#### DATA ENTRIES

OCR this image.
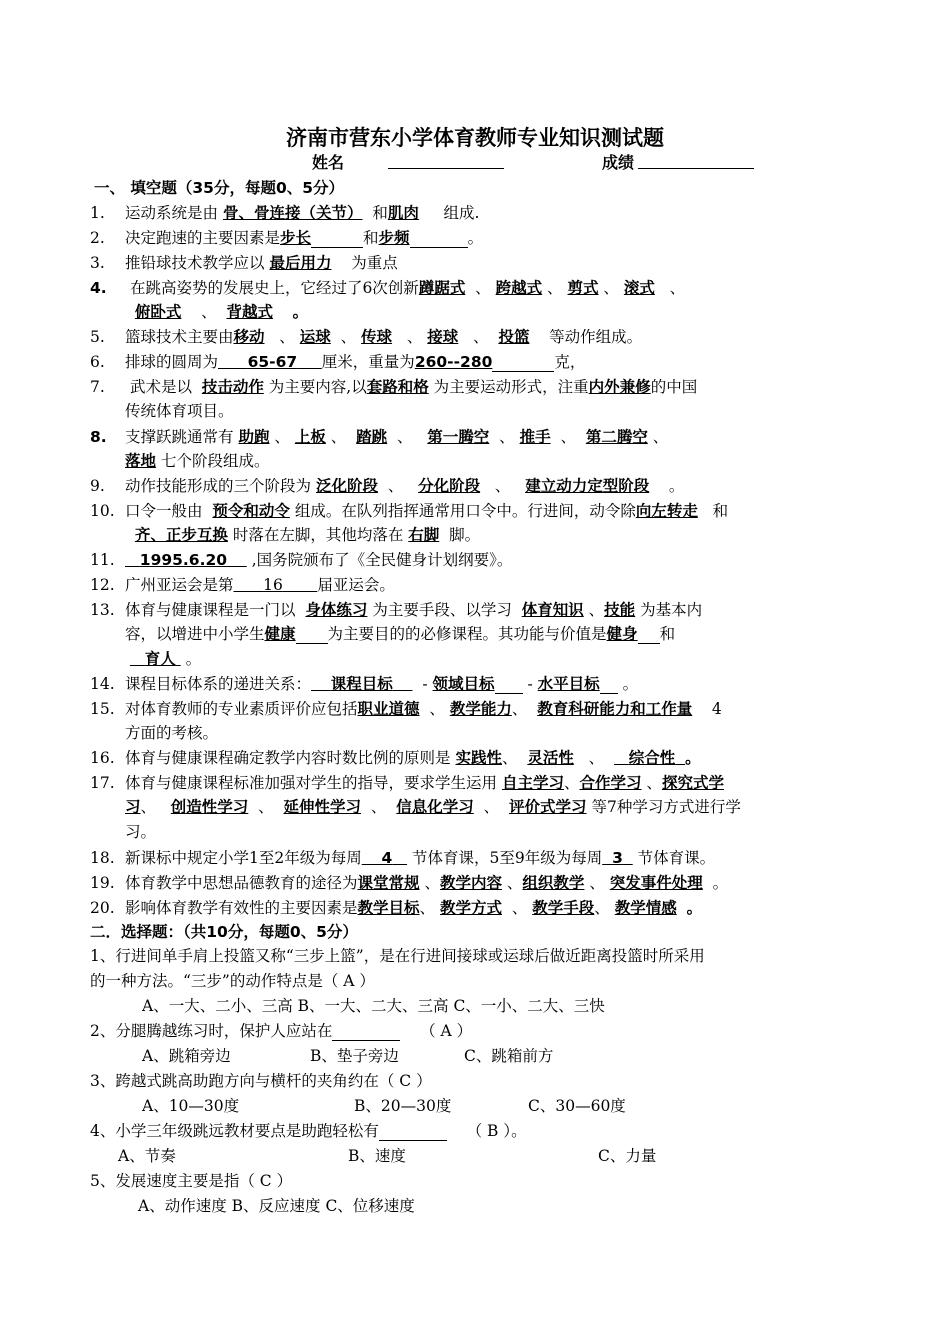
济南市营东小学体育教师专业知识测试题
姓名	成绩
一、 填空题（35分，每题0、5分）
1. 运动系统是由 骨、骨连接（关节） 和肌肉 组成.
2. 决定跑速的主要因素是步长	和步频	。
3. 推铅球技术教学应以 最后用力 为重点
4. 在跳高姿势的发展史上，它经过了6次创新蹲踞式  、 跨越式 、 剪式 、 滚式   、
俯卧式    、  背越式 。
5. 篮球技术主要由移动   、 运球  、 传球   、 接球   、  投篮 等动作组成。
6. 排球的圆周为 65-67 厘米，重量为260--280	克，
7. 武术是以 技击动作 为主要内容,以套路和格 为主要运动形式，注重内外兼修的中国
传统体育项目。
8. 支撑跃跳通常有 助跑 、 上板 、  踏跳  、   第一腾空  、 推手  、  第二腾空 、
落地 七个阶段组成。
9. 动作技能形成的三个阶段为 泛化阶段  、   分化阶段   、   建立动力定型阶段 。
10. 口令一般由 预令和动令 组成。在队列指挥通常用口令中。行进间，动令除向左转走 和
齐、正步互换 时落在左脚，其他均落在 右脚 脚。
11. 1995.6.20 ,国务院颁布了《全民健身计划纲要》。
12. 广州亚运会是第 16 届亚运会。
13. 体育与健康课程是一门以 身体练习 为主要手段、以学习 体育知识 、技能 为基本内
容，以增进中小学生健康 为主要目的的必修课程。其功能与价值是健身 和
育人 。
14. 课程目标体系的递进关系： 课程目标 - 领域目标 - 水平目标 。
15. 对体育教师的专业素质评价应包括职业道德  、 教学能力、  教育科研能力和工作量 4
方面的考核。
16. 体育与健康课程确定教学内容时数比例的原则是 实践性、  灵活性   、     综合性 。
17. 体育与健康课程标准加强对学生的指导，要求学生运用 自主学习、合作学习 、探究式学
习、   创造性学习  、  延伸性学习  、  信息化学习  、  评价式学习 等7种学习方式进行学
习。
18. 新课标中规定小学1至2年级为每周 4 节体育课，5至9年级为每周 3 节体育课。
19. 体育教学中思想品德教育的途径为课堂常规 、教学内容 、组织教学 、 突发事件处理 。
20. 影响体育教学有效性的主要因素是教学目标、 教学方式  、 教学手段、 教学情感 。
二．选择题：（共10分，每题0、5分）
1、行进间单手肩上投篮又称“三步上篮”，是在行进间接球或运球后做近距离投篮时所采用
的一种方法。“三步”的动作特点是（ A ）
A、一大、二小、三高 B、一大、二大、三高 C、一小、二大、三快
2、分腿腾越练习时，保护人应站在	（ A ）
A、跳箱旁边	B、垫子旁边	C、跳箱前方
3、跨越式跳高助跑方向与横杆的夹角约在（ C ）
A、10—30度	B、20—30度	C、30—60度
4、小学三年级跳远教材要点是助跑轻松有	（ B ）。
A、节奏	B、速度	C、力量
5、发展速度主要是指（ C ）
A、动作速度 B、反应速度 C、位移速度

########

Without the pictures, print the whole listing exactly as given.

OCR this image.
济南市营东小学体育教师专业知识测试题
姓名	成绩
一、 填空题（35分，每题0、5分）
1. 运动系统是由 骨、骨连接（关节） 和肌肉 组成.
2. 决定跑速的主要因素是步长	和步频	。
3. 推铅球技术教学应以 最后用力 为重点
4. 在跳高姿势的发展史上，它经过了6次创新蹲踞式  、 跨越式 、 剪式 、 滚式   、
俯卧式    、  背越式 。
5. 篮球技术主要由移动   、 运球  、 传球   、 接球   、  投篮 等动作组成。
6. 排球的圆周为 65-67 厘米，重量为260--280	克，
7. 武术是以 技击动作 为主要内容,以套路和格 为主要运动形式，注重内外兼修的中国
传统体育项目。
8. 支撑跃跳通常有 助跑 、 上板 、  踏跳  、   第一腾空  、 推手  、  第二腾空 、
落地 七个阶段组成。
9. 动作技能形成的三个阶段为 泛化阶段  、   分化阶段   、   建立动力定型阶段 。
10. 口令一般由 预令和动令 组成。在队列指挥通常用口令中。行进间，动令除向左转走 和
齐、正步互换 时落在左脚，其他均落在 右脚 脚。
11. 1995.6.20 ,国务院颁布了《全民健身计划纲要》。
12. 广州亚运会是第 16 届亚运会。
13. 体育与健康课程是一门以 身体练习 为主要手段、以学习 体育知识 、技能 为基本内
容，以增进中小学生健康 为主要目的的必修课程。其功能与价值是健身 和
育人 。
14. 课程目标体系的递进关系： 课程目标 - 领域目标 - 水平目标 。
15. 对体育教师的专业素质评价应包括职业道德  、 教学能力、  教育科研能力和工作量 4
方面的考核。
16. 体育与健康课程确定教学内容时数比例的原则是 实践性、  灵活性   、     综合性 。
17. 体育与健康课程标准加强对学生的指导，要求学生运用 自主学习、合作学习 、探究式学
习、   创造性学习  、  延伸性学习  、  信息化学习  、  评价式学习 等7种学习方式进行学
习。
18. 新课标中规定小学1至2年级为每周 4 节体育课，5至9年级为每周 3 节体育课。
19. 体育教学中思想品德教育的途径为课堂常规 、教学内容 、组织教学 、 突发事件处理 。
20. 影响体育教学有效性的主要因素是教学目标、 教学方式  、 教学手段、 教学情感 。
二．选择题：（共10分，每题0、5分）
1、行进间单手肩上投篮又称“三步上篮”，是在行进间接球或运球后做近距离投篮时所采用
的一种方法。“三步”的动作特点是（ A ）
A、一大、二小、三高 B、一大、二大、三高 C、一小、二大、三快
2、分腿腾越练习时，保护人应站在	（ A ）
A、跳箱旁边	B、垫子旁边	C、跳箱前方
3、跨越式跳高助跑方向与横杆的夹角约在（ C ）
A、10—30度	B、20—30度	C、30—60度
4、小学三年级跳远教材要点是助跑轻松有	（ B ）。
A、节奏	B、速度	C、力量
5、发展速度主要是指（ C ）
A、动作速度 B、反应速度 C、位移速度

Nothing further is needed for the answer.